=== SUPPLIED MATERIAL ===

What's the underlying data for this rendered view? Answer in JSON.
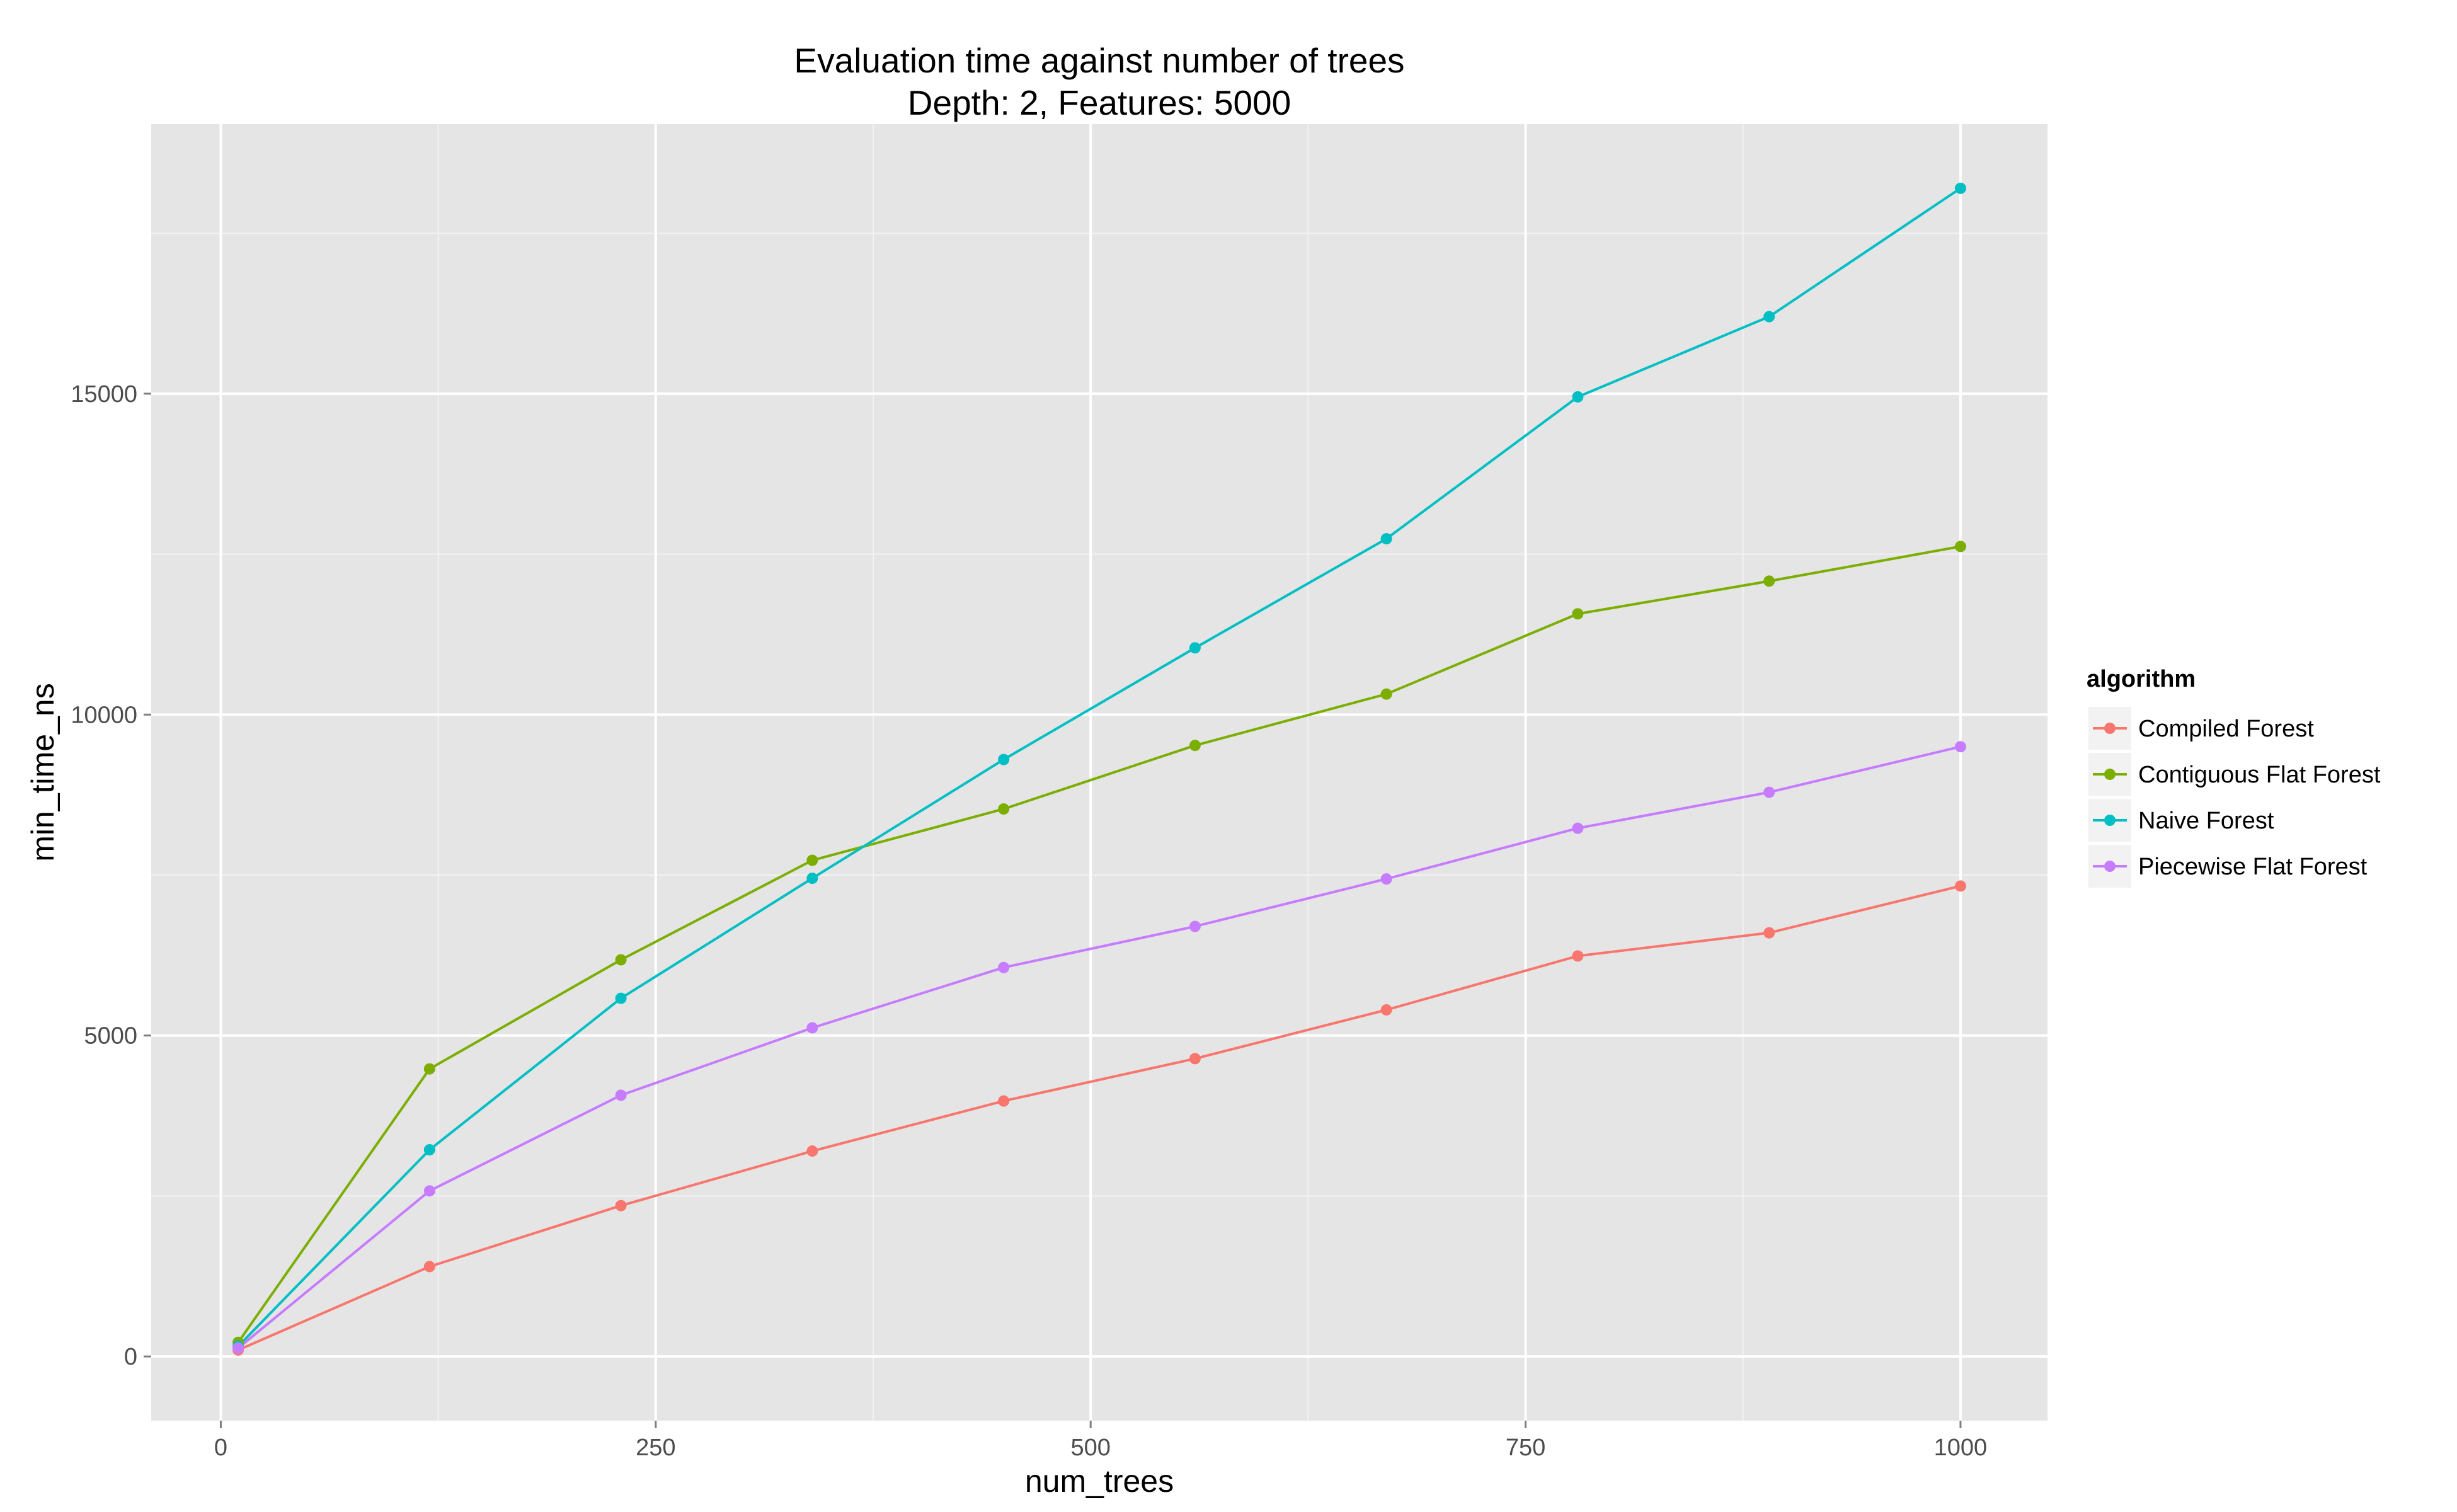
{
  "chart_data": {
    "type": "line",
    "title": "Evaluation time against number of trees",
    "subtitle": "Depth: 2, Features: 5000",
    "xlabel": "num_trees",
    "ylabel": "min_time_ns",
    "xlim": [
      -40,
      1050
    ],
    "ylim": [
      -1000,
      19200
    ],
    "x_ticks": [
      0,
      250,
      500,
      750,
      1000
    ],
    "x_tick_labels": [
      "0",
      "250",
      "500",
      "750",
      "1000"
    ],
    "y_ticks": [
      0,
      5000,
      10000,
      15000
    ],
    "y_tick_labels": [
      "0",
      "5000",
      "10000",
      "15000"
    ],
    "x_minor": [
      125,
      375,
      625,
      875
    ],
    "y_minor": [
      2500,
      7500,
      12500,
      17500
    ],
    "grid": true,
    "legend_title": "algorithm",
    "legend_position": "right",
    "x": [
      10,
      120,
      230,
      340,
      450,
      560,
      670,
      780,
      890,
      1000
    ],
    "series": [
      {
        "name": "Compiled Forest",
        "color": "#F8766D",
        "values": [
          100,
          1400,
          2350,
          3200,
          3980,
          4640,
          5400,
          6240,
          6600,
          7330
        ]
      },
      {
        "name": "Contiguous Flat Forest",
        "color": "#7CAE00",
        "values": [
          220,
          4480,
          6180,
          7730,
          8530,
          9520,
          10320,
          11570,
          12080,
          12620
        ]
      },
      {
        "name": "Naive Forest",
        "color": "#00BFC4",
        "values": [
          160,
          3220,
          5580,
          7450,
          9300,
          11040,
          12740,
          14950,
          16200,
          18200
        ]
      },
      {
        "name": "Piecewise Flat Forest",
        "color": "#C77CFF",
        "values": [
          130,
          2580,
          4070,
          5120,
          6060,
          6700,
          7440,
          8230,
          8790,
          9500
        ]
      }
    ]
  }
}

===

Show, from the listing above, each line that contains the word "name".

### ANSWER FOR THE TASK
        "name": "Compiled Forest",
        "name": "Contiguous Flat Forest",
        "name": "Naive Forest",
        "name": "Piecewise Flat Forest",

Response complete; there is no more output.